TO-DO LIST:
A – What do these questions ask about the ballot thread? Answer each one on its own line, marked (i), (ii) or (iii) like its question.
(i) Whose ballot recommendations does one poster say can be trusted?
(ii) According to the thread, what would a YES vote on 20 do?
(iii) What recommendation is given on Prop 19?
B – Can you sum up the ballot thread in two sentences?

It sure would be helpful if you posted them here before asking people to voice their opinion of it.
I think we can trust Tom McClintock on these issues. He gives his recommendations and reasons here.
http://www.tommcclintock.com/blog/mcclintock-ballot-recommendations
We at our household all went with him.
I voted Yes on 20 and No on 27, if i remember correctly.
Vote YES on 20 to give the redistricting commission jurisdiction over congressional redistricting.
Vote NO on 27 to hand it all back to the Democrats.
I voted Yes on 20 and No on 27, if i remember correctly with the help of Tom McClintocks recommendations.
Yes on 20. No on 27. But await confirmation from other freepers (that’s from memory)
Here’s Tom McClintock’s picks, which I found helpful:
Prop 19: When Worlds Collide. NO. If this simply allowed people to cultivate and smoke marijuana themselves and left the rest of us alone, it would be worth considering. But it goes much further and provides that no person shall be
discriminated against or denied any right or privilege for pot use, inviting a lawsuit every time an employer tries to
require a drug test, for example. If you want to smoke pot in your own world, I dont care. But dont bring it into mine.

GIVEN DATA:
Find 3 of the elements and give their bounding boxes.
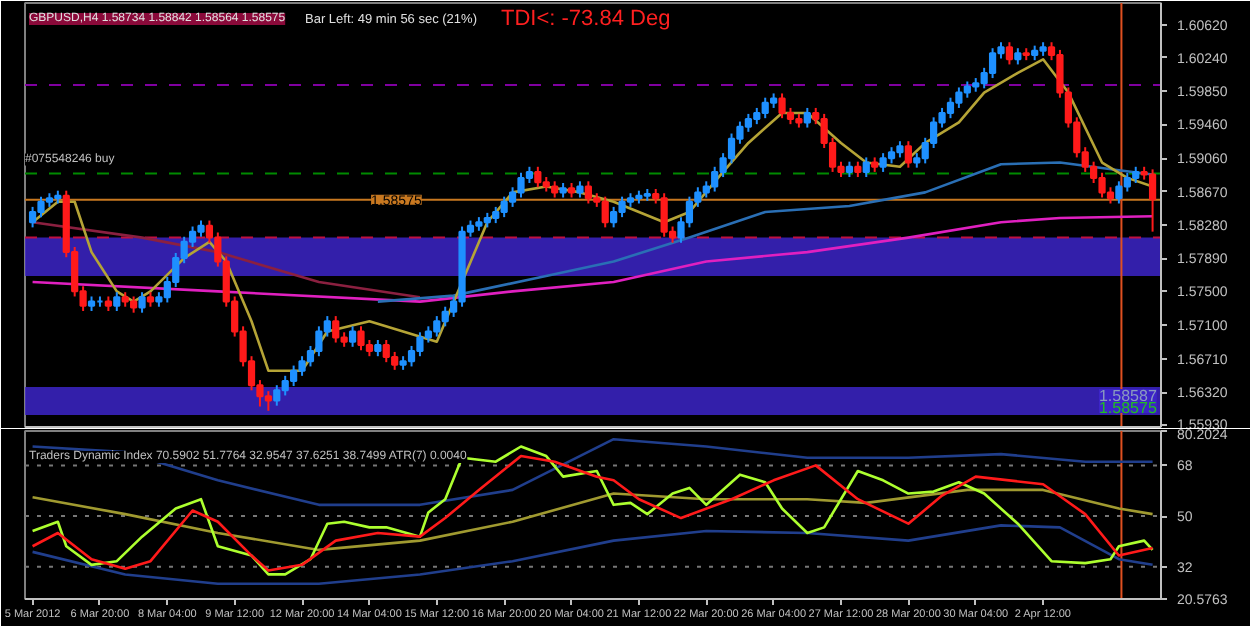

SOLVED TASKS:
A –
(i) Tom McClintock's
(ii) It would give the redistricting commission jurisdiction over congressional redistricting.
(iii) NO

B – Posters in the thread point to Tom McClintock's ballot recommendations, and several say they voted Yes on 20 and No on 27. His quoted pick on Prop 19 is NO, because it would bar denying anyone a right or privilege for pot use, which would invite lawsuits when employers require drug tests.